◆ WORK TO BE COMPLETED ◆
Pull out every line of the listing below where "escalate" appears.

◆ Stored items ◆
start
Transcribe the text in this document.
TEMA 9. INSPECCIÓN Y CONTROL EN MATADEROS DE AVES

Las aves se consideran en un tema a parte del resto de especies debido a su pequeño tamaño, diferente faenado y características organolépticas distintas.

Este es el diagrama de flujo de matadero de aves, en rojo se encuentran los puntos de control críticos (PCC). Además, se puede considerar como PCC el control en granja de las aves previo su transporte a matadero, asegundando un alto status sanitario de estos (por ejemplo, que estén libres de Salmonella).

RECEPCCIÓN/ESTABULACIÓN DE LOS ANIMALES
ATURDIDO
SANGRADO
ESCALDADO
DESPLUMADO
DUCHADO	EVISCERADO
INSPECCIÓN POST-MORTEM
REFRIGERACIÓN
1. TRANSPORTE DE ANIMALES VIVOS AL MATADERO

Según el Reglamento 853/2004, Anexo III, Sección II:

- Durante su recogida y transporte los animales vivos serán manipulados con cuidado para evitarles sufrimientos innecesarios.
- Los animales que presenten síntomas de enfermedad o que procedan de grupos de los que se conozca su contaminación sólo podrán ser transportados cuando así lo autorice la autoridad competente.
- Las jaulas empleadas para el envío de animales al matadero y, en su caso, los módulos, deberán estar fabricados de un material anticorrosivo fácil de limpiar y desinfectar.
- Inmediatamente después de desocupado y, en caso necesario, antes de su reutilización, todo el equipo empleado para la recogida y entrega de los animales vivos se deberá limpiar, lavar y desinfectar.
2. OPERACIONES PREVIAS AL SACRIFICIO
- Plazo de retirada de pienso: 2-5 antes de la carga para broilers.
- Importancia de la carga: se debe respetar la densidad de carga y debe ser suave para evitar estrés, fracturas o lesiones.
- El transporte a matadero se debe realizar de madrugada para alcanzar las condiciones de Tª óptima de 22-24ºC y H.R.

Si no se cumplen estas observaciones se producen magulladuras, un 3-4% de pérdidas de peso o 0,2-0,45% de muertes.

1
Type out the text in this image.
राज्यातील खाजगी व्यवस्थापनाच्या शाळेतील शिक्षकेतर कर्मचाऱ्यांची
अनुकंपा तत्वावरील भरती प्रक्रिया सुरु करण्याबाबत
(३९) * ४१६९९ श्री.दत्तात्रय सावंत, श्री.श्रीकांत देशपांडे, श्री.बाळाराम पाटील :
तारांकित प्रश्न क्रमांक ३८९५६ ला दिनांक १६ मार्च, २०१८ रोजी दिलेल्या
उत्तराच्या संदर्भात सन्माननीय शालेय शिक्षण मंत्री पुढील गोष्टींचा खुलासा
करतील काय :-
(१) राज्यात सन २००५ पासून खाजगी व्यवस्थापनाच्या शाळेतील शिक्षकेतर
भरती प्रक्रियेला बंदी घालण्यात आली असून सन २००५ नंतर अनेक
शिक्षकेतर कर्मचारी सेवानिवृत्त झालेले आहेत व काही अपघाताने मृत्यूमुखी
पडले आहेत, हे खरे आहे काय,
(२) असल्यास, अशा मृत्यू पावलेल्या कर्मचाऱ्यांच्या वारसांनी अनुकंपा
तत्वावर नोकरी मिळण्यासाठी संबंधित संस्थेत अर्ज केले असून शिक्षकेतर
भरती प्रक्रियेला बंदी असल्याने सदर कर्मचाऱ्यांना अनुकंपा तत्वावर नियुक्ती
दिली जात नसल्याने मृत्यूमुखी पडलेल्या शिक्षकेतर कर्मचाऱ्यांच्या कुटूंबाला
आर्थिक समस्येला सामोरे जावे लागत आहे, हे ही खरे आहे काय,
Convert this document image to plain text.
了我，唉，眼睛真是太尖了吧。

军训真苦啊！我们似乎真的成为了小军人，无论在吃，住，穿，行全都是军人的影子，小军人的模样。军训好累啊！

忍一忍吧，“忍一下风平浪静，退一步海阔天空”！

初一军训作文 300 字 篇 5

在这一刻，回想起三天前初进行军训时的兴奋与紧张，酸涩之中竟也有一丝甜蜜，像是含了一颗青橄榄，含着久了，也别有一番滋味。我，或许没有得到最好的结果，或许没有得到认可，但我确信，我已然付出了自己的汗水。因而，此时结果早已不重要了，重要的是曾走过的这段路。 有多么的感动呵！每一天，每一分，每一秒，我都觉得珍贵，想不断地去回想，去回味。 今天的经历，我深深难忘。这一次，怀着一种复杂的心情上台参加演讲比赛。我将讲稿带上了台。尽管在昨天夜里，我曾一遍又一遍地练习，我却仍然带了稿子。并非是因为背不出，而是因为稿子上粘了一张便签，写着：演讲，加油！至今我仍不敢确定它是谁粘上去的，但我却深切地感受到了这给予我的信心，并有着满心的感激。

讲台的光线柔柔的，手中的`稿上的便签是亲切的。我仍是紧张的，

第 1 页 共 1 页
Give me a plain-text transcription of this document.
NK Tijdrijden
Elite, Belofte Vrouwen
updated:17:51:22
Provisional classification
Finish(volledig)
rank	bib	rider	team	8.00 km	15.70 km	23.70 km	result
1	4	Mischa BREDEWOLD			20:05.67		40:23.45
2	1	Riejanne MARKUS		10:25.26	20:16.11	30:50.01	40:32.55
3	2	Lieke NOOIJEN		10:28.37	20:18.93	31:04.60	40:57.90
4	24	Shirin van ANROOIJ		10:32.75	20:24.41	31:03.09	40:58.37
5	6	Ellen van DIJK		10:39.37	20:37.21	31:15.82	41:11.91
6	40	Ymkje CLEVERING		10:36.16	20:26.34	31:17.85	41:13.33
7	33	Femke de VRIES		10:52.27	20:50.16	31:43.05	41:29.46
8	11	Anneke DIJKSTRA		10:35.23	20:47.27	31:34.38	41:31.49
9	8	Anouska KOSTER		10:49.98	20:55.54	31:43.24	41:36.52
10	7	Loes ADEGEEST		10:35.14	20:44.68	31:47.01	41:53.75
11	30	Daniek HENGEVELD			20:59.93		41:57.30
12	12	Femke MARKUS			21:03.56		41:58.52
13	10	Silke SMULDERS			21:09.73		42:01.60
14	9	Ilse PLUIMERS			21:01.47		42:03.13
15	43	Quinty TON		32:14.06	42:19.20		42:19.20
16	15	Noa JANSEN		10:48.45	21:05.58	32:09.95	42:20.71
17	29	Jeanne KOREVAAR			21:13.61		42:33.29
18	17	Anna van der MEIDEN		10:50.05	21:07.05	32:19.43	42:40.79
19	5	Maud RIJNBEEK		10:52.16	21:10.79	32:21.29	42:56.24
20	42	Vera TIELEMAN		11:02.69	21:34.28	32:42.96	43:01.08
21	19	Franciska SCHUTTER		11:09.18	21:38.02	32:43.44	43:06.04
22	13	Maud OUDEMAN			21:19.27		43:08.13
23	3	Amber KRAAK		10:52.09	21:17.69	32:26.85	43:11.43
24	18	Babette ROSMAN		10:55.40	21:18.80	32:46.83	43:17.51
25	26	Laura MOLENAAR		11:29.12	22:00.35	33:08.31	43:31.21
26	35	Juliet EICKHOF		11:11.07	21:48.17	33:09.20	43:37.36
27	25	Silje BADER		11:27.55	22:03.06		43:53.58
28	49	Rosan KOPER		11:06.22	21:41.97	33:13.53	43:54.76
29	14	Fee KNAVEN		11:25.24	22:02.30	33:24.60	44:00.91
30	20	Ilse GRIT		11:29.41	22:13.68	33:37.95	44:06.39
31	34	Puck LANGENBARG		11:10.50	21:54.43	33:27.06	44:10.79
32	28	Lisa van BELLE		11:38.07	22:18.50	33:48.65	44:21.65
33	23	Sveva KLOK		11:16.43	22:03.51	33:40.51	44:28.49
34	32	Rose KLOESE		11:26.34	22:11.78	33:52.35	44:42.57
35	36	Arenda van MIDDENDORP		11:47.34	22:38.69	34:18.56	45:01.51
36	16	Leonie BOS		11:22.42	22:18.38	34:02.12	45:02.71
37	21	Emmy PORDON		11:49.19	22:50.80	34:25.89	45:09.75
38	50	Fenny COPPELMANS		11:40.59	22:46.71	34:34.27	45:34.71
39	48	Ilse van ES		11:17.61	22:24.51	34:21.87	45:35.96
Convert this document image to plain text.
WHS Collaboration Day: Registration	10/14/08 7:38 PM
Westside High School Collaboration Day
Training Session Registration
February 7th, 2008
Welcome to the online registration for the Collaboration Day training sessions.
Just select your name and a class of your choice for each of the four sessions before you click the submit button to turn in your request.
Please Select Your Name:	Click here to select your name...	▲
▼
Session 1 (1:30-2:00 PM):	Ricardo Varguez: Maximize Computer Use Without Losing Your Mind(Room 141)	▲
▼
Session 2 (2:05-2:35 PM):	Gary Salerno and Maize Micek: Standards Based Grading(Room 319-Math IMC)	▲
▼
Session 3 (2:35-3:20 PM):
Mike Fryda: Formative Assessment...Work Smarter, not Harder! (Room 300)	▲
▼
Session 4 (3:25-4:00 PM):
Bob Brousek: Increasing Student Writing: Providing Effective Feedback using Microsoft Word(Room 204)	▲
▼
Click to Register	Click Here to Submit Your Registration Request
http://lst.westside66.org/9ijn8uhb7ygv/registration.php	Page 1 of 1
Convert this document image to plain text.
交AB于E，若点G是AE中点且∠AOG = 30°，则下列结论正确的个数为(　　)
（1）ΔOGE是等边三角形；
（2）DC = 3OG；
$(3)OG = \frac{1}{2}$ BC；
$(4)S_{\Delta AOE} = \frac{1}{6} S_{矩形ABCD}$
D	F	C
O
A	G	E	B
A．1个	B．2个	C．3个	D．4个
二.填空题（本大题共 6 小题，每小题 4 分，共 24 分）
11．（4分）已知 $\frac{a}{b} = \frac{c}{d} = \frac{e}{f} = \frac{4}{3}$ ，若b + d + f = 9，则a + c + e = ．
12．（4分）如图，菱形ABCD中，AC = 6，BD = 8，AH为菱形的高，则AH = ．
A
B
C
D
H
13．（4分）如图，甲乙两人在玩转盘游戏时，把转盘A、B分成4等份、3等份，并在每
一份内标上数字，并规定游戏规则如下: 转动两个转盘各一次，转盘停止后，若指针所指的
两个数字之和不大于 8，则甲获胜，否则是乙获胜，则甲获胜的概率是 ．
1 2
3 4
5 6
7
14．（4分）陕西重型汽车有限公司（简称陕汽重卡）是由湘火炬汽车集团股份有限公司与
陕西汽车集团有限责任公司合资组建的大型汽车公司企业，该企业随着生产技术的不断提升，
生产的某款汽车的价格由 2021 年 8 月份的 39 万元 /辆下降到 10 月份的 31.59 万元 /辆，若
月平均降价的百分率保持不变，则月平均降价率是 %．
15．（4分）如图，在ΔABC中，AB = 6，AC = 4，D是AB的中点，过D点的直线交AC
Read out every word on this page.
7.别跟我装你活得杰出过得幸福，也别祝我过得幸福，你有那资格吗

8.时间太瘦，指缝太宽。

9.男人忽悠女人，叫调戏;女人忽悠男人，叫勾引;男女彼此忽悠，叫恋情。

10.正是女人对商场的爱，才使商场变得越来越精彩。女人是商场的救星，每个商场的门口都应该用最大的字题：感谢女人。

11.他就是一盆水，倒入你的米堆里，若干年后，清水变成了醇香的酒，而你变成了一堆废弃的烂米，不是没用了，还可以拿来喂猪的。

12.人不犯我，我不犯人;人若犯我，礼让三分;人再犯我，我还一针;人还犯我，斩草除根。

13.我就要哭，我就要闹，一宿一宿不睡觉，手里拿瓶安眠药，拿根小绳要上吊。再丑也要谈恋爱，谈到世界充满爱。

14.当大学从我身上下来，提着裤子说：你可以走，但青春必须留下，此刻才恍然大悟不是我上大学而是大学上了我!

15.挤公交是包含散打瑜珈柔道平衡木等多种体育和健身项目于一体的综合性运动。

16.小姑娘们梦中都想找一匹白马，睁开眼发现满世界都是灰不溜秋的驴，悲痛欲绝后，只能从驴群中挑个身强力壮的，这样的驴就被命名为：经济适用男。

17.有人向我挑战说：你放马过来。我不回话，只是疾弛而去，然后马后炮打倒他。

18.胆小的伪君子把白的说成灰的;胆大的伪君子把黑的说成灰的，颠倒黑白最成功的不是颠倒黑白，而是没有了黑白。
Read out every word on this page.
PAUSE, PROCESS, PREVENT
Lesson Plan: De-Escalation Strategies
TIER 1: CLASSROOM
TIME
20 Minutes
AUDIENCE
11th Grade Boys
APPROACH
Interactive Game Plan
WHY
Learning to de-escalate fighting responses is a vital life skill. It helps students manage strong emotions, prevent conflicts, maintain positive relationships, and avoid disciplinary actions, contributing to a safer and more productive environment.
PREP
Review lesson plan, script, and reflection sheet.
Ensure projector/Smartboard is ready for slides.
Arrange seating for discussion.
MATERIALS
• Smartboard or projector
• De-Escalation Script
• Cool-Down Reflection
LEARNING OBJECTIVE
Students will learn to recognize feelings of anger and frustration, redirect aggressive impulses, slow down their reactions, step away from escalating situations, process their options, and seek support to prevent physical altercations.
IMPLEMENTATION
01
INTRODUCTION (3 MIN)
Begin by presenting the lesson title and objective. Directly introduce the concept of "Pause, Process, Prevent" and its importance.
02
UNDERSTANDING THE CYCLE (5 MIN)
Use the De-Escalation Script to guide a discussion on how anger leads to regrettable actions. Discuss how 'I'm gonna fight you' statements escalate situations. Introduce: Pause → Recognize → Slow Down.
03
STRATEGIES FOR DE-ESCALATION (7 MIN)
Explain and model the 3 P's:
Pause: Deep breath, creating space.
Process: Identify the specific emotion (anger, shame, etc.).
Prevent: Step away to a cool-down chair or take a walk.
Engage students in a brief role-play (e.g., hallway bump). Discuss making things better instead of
end
◆ CORRECT ANSWER ◆
Learning to de-escalate fighting responses is a vital life skill. It helps students manage strong emotions, prevent conflicts, maintain positive relationships, and avoid disciplinary actions, contributing to a safer and more productive environment.
Use the De-Escalation Script to guide a discussion on how anger leads to regrettable actions. Discuss how 'I'm gonna fight you' statements escalate situations. Introduce: Pause → Recognize → Slow Down.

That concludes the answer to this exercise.